MATERIALS PROVIDED:
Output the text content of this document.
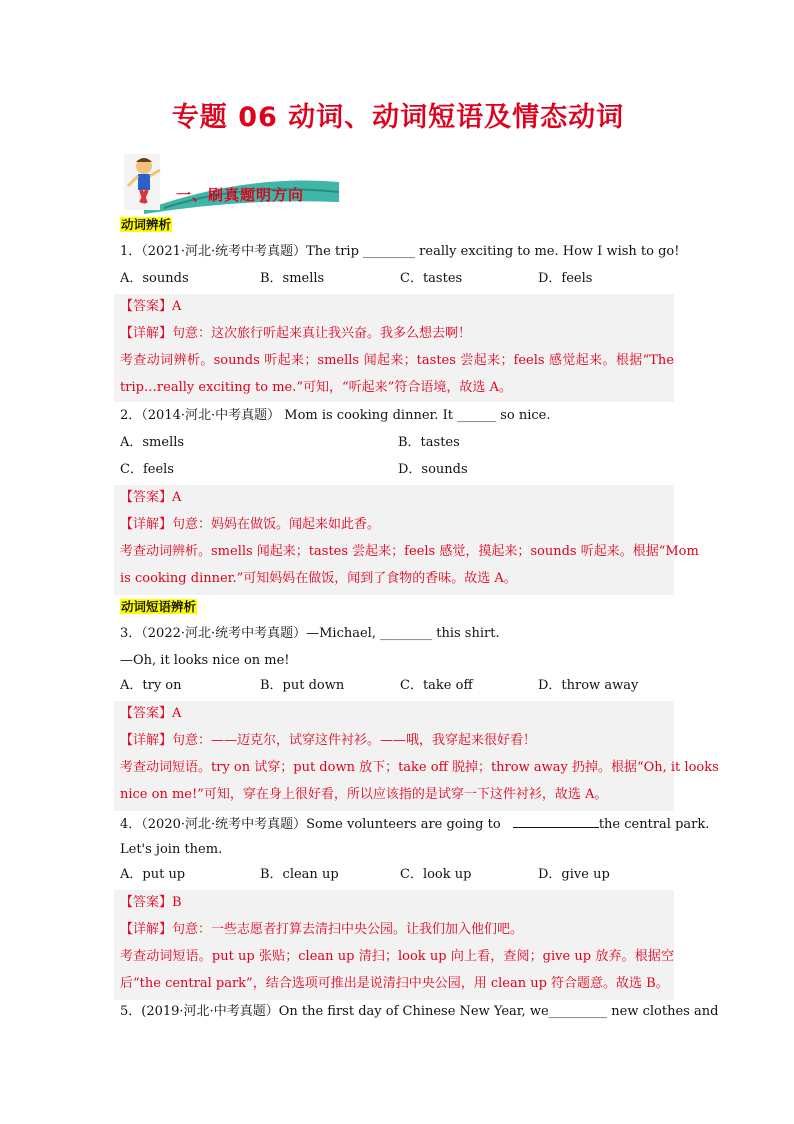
专题 06 动词、动词短语及情态动词
一、刷真题明方向
动词辨析
1．（2021·河北·统考中考真题）The trip ________ really exciting to me. How I wish to go!
A．sounds	B．smells	C．tastes	D．feels
【答案】A
【详解】句意：这次旅行听起来真让我兴奋。我多么想去啊！
考查动词辨析。sounds 听起来；smells 闻起来；tastes 尝起来；feels 感觉起来。根据“The
trip…really exciting to me.”可知，“听起来”符合语境，故选 A。
2．（2014·河北·中考真题） Mom is cooking dinner. It ______ so nice.
A．smells	B．tastes
C．feels	D．sounds
【答案】A
【详解】句意：妈妈在做饭。闻起来如此香。
考查动词辨析。smells 闻起来；tastes 尝起来；feels 感觉，摸起来；sounds 听起来。根据“Mom
is cooking dinner.”可知妈妈在做饭，闻到了食物的香味。故选 A。
动词短语辨析
3．（2022·河北·统考中考真题）—Michael, ________ this shirt.
—Oh, it looks nice on me!
A．try on	B．put down	C．take off	D．throw away
【答案】A
【详解】句意：——迈克尔，试穿这件衬衫。——哦，我穿起来很好看！
考查动词短语。try on 试穿；put down 放下；take off 脱掉；throw away 扔掉。根据“Oh, it looks
nice on me!”可知，穿在身上很好看，所以应该指的是试穿一下这件衬衫，故选 A。
4．（2020·河北·统考中考真题）Some volunteers are going to	the central park.
Let's join them.
A．put up	B．clean up	C．look up	D．give up
【答案】B
【详解】句意：一些志愿者打算去清扫中央公园。让我们加入他们吧。
考查动词短语。put up 张贴；clean up 清扫；look up 向上看，查阅；give up 放弃。根据空
后“the central park”，结合选项可推出是说清扫中央公园，用 clean up 符合题意。故选 B。
5．(2019·河北·中考真题）On the first day of Chinese New Year, we_________ new clothes and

STATED PROBLEM:
Reproduce every line from the entries that holds the word "this".

WRITTEN SOLUTION:
Output the text content of this document.
3．（2022·河北·统考中考真题）—Michael, ________ this shirt.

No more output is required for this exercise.